◆ Data supplied ◆
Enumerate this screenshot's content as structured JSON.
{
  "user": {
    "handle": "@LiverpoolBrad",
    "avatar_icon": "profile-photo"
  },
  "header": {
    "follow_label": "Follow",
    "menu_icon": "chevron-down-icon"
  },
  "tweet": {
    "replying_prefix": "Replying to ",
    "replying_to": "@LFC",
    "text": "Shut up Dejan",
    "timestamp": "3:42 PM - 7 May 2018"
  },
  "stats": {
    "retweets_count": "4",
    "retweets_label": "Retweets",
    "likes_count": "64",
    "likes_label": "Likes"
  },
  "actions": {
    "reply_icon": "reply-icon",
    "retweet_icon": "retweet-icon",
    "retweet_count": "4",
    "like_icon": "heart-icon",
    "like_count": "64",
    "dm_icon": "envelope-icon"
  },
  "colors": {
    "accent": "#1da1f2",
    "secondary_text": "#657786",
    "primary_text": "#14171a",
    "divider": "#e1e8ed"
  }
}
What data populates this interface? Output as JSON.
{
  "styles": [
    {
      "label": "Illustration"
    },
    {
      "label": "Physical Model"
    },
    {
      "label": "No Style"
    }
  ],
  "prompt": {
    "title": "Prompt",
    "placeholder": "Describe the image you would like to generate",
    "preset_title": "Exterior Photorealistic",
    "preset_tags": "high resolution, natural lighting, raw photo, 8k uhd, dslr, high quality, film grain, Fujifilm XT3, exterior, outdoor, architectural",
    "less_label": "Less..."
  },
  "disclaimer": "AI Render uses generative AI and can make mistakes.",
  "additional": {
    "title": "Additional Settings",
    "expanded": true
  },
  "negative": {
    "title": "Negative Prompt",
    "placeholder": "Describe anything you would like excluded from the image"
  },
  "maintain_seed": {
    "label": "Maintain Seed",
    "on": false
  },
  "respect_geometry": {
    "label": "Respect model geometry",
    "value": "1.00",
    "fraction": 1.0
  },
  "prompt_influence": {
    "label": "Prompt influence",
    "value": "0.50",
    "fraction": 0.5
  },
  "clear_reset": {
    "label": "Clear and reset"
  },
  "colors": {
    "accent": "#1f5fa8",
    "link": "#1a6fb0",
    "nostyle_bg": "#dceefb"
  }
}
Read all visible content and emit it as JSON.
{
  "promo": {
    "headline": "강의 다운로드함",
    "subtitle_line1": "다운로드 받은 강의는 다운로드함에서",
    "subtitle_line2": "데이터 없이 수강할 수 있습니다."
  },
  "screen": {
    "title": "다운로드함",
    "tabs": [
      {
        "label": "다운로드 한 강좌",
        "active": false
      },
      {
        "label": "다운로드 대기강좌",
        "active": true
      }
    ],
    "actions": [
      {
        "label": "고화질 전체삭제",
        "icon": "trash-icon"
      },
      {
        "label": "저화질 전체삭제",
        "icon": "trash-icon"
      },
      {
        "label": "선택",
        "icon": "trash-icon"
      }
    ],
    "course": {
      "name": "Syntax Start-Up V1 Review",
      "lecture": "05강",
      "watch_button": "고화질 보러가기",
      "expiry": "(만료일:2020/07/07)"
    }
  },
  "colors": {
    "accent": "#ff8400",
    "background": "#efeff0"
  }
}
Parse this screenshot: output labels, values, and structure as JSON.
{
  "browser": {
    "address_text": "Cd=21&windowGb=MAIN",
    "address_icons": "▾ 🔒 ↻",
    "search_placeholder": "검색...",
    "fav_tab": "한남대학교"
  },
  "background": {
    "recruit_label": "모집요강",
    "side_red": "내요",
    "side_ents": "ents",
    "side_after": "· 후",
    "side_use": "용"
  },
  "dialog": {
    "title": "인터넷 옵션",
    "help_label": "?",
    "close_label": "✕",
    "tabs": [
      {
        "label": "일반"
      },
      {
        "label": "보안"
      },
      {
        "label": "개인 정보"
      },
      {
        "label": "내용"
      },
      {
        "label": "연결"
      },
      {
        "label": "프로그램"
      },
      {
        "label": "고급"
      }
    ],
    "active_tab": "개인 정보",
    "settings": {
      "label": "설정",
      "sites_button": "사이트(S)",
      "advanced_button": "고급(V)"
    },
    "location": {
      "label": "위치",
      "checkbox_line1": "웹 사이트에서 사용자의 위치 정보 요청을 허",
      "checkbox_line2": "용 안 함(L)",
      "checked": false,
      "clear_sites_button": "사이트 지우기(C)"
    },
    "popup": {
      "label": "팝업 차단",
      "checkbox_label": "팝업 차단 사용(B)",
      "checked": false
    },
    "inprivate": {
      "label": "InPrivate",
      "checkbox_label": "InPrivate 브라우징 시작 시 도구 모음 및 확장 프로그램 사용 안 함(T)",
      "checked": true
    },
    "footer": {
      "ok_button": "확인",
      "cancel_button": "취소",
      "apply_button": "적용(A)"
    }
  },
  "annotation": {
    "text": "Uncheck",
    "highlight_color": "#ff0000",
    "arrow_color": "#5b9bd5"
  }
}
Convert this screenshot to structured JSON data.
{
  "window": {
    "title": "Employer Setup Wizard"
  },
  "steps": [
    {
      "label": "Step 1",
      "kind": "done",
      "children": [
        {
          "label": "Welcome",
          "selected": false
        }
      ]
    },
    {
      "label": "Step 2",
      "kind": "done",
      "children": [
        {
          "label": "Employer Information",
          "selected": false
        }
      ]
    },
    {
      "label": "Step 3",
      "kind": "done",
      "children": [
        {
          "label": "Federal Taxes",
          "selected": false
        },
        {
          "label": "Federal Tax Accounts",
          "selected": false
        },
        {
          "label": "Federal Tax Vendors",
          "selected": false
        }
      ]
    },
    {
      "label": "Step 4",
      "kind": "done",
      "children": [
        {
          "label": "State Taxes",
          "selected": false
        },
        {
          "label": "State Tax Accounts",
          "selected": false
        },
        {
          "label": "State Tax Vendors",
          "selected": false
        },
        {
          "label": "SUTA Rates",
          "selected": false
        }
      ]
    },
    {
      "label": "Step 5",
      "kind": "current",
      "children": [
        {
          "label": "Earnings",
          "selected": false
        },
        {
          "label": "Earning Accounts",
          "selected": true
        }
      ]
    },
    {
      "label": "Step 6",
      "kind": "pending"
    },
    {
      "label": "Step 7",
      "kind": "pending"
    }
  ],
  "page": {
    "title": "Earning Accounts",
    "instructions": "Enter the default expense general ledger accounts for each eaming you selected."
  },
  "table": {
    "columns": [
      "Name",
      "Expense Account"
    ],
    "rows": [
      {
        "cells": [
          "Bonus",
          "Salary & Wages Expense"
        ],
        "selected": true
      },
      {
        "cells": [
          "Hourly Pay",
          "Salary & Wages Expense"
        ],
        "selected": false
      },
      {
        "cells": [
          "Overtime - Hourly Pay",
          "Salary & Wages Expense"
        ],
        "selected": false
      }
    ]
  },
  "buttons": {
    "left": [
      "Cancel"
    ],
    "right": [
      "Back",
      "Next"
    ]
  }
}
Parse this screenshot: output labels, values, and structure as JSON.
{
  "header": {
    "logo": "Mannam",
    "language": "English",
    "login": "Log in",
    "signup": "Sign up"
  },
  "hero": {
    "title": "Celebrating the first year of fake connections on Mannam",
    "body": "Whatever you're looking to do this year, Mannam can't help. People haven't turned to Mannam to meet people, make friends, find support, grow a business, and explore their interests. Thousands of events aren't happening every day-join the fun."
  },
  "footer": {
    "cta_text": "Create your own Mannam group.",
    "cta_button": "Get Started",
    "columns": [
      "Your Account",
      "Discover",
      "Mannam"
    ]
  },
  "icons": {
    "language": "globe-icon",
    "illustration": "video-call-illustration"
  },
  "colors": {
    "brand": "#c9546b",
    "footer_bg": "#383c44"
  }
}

◆ Stated problem ◆
Return the listing above word for word.

◆ Response to the task ◆
Enumerate this screenshot's content as structured JSON.
{
  "user": {
    "handle": "@LiverpoolBrad",
    "avatar_icon": "profile-photo"
  },
  "header": {
    "follow_label": "Follow",
    "menu_icon": "chevron-down-icon"
  },
  "tweet": {
    "replying_prefix": "Replying to ",
    "replying_to": "@LFC",
    "text": "Shut up Dejan",
    "timestamp": "3:42 PM - 7 May 2018"
  },
  "stats": {
    "retweets_count": "4",
    "retweets_label": "Retweets",
    "likes_count": "64",
    "likes_label": "Likes"
  },
  "actions": {
    "reply_icon": "reply-icon",
    "retweet_icon": "retweet-icon",
    "retweet_count": "4",
    "like_icon": "heart-icon",
    "like_count": "64",
    "dm_icon": "envelope-icon"
  },
  "colors": {
    "accent": "#1da1f2",
    "secondary_text": "#657786",
    "primary_text": "#14171a",
    "divider": "#e1e8ed"
  }
}
What data populates this interface? Output as JSON.
{
  "styles": [
    {
      "label": "Illustration"
    },
    {
      "label": "Physical Model"
    },
    {
      "label": "No Style"
    }
  ],
  "prompt": {
    "title": "Prompt",
    "placeholder": "Describe the image you would like to generate",
    "preset_title": "Exterior Photorealistic",
    "preset_tags": "high resolution, natural lighting, raw photo, 8k uhd, dslr, high quality, film grain, Fujifilm XT3, exterior, outdoor, architectural",
    "less_label": "Less..."
  },
  "disclaimer": "AI Render uses generative AI and can make mistakes.",
  "additional": {
    "title": "Additional Settings",
    "expanded": true
  },
  "negative": {
    "title": "Negative Prompt",
    "placeholder": "Describe anything you would like excluded from the image"
  },
  "maintain_seed": {
    "label": "Maintain Seed",
    "on": false
  },
  "respect_geometry": {
    "label": "Respect model geometry",
    "value": "1.00",
    "fraction": 1.0
  },
  "prompt_influence": {
    "label": "Prompt influence",
    "value": "0.50",
    "fraction": 0.5
  },
  "clear_reset": {
    "label": "Clear and reset"
  },
  "colors": {
    "accent": "#1f5fa8",
    "link": "#1a6fb0",
    "nostyle_bg": "#dceefb"
  }
}
Read all visible content and emit it as JSON.
{
  "promo": {
    "headline": "강의 다운로드함",
    "subtitle_line1": "다운로드 받은 강의는 다운로드함에서",
    "subtitle_line2": "데이터 없이 수강할 수 있습니다."
  },
  "screen": {
    "title": "다운로드함",
    "tabs": [
      {
        "label": "다운로드 한 강좌",
        "active": false
      },
      {
        "label": "다운로드 대기강좌",
        "active": true
      }
    ],
    "actions": [
      {
        "label": "고화질 전체삭제",
        "icon": "trash-icon"
      },
      {
        "label": "저화질 전체삭제",
        "icon": "trash-icon"
      },
      {
        "label": "선택",
        "icon": "trash-icon"
      }
    ],
    "course": {
      "name": "Syntax Start-Up V1 Review",
      "lecture": "05강",
      "watch_button": "고화질 보러가기",
      "expiry": "(만료일:2020/07/07)"
    }
  },
  "colors": {
    "accent": "#ff8400",
    "background": "#efeff0"
  }
}
Parse this screenshot: output labels, values, and structure as JSON.
{
  "browser": {
    "address_text": "Cd=21&windowGb=MAIN",
    "address_icons": "▾ 🔒 ↻",
    "search_placeholder": "검색...",
    "fav_tab": "한남대학교"
  },
  "background": {
    "recruit_label": "모집요강",
    "side_red": "내요",
    "side_ents": "ents",
    "side_after": "· 후",
    "side_use": "용"
  },
  "dialog": {
    "title": "인터넷 옵션",
    "help_label": "?",
    "close_label": "✕",
    "tabs": [
      {
        "label": "일반"
      },
      {
        "label": "보안"
      },
      {
        "label": "개인 정보"
      },
      {
        "label": "내용"
      },
      {
        "label": "연결"
      },
      {
        "label": "프로그램"
      },
      {
        "label": "고급"
      }
    ],
    "active_tab": "개인 정보",
    "settings": {
      "label": "설정",
      "sites_button": "사이트(S)",
      "advanced_button": "고급(V)"
    },
    "location": {
      "label": "위치",
      "checkbox_line1": "웹 사이트에서 사용자의 위치 정보 요청을 허",
      "checkbox_line2": "용 안 함(L)",
      "checked": false,
      "clear_sites_button": "사이트 지우기(C)"
    },
    "popup": {
      "label": "팝업 차단",
      "checkbox_label": "팝업 차단 사용(B)",
      "checked": false
    },
    "inprivate": {
      "label": "InPrivate",
      "checkbox_label": "InPrivate 브라우징 시작 시 도구 모음 및 확장 프로그램 사용 안 함(T)",
      "checked": true
    },
    "footer": {
      "ok_button": "확인",
      "cancel_button": "취소",
      "apply_button": "적용(A)"
    }
  },
  "annotation": {
    "text": "Uncheck",
    "highlight_color": "#ff0000",
    "arrow_color": "#5b9bd5"
  }
}
Convert this screenshot to structured JSON data.
{
  "window": {
    "title": "Employer Setup Wizard"
  },
  "steps": [
    {
      "label": "Step 1",
      "kind": "done",
      "children": [
        {
          "label": "Welcome",
          "selected": false
        }
      ]
    },
    {
      "label": "Step 2",
      "kind": "done",
      "children": [
        {
          "label": "Employer Information",
          "selected": false
        }
      ]
    },
    {
      "label": "Step 3",
      "kind": "done",
      "children": [
        {
          "label": "Federal Taxes",
          "selected": false
        },
        {
          "label": "Federal Tax Accounts",
          "selected": false
        },
        {
          "label": "Federal Tax Vendors",
          "selected": false
        }
      ]
    },
    {
      "label": "Step 4",
      "kind": "done",
      "children": [
        {
          "label": "State Taxes",
          "selected": false
        },
        {
          "label": "State Tax Accounts",
          "selected": false
        },
        {
          "label": "State Tax Vendors",
          "selected": false
        },
        {
          "label": "SUTA Rates",
          "selected": false
        }
      ]
    },
    {
      "label": "Step 5",
      "kind": "current",
      "children": [
        {
          "label": "Earnings",
          "selected": false
        },
        {
          "label": "Earning Accounts",
          "selected": true
        }
      ]
    },
    {
      "label": "Step 6",
      "kind": "pending"
    },
    {
      "label": "Step 7",
      "kind": "pending"
    }
  ],
  "page": {
    "title": "Earning Accounts",
    "instructions": "Enter the default expense general ledger accounts for each eaming you selected."
  },
  "table": {
    "columns": [
      "Name",
      "Expense Account"
    ],
    "rows": [
      {
        "cells": [
          "Bonus",
          "Salary & Wages Expense"
        ],
        "selected": true
      },
      {
        "cells": [
          "Hourly Pay",
          "Salary & Wages Expense"
        ],
        "selected": false
      },
      {
        "cells": [
          "Overtime - Hourly Pay",
          "Salary & Wages Expense"
        ],
        "selected": false
      }
    ]
  },
  "buttons": {
    "left": [
      "Cancel"
    ],
    "right": [
      "Back",
      "Next"
    ]
  }
}
Parse this screenshot: output labels, values, and structure as JSON.
{
  "header": {
    "logo": "Mannam",
    "language": "English",
    "login": "Log in",
    "signup": "Sign up"
  },
  "hero": {
    "title": "Celebrating the first year of fake connections on Mannam",
    "body": "Whatever you're looking to do this year, Mannam can't help. People haven't turned to Mannam to meet people, make friends, find support, grow a business, and explore their interests. Thousands of events aren't happening every day-join the fun."
  },
  "footer": {
    "cta_text": "Create your own Mannam group.",
    "cta_button": "Get Started",
    "columns": [
      "Your Account",
      "Discover",
      "Mannam"
    ]
  },
  "icons": {
    "language": "globe-icon",
    "illustration": "video-call-illustration"
  },
  "colors": {
    "brand": "#c9546b",
    "footer_bg": "#383c44"
  }
}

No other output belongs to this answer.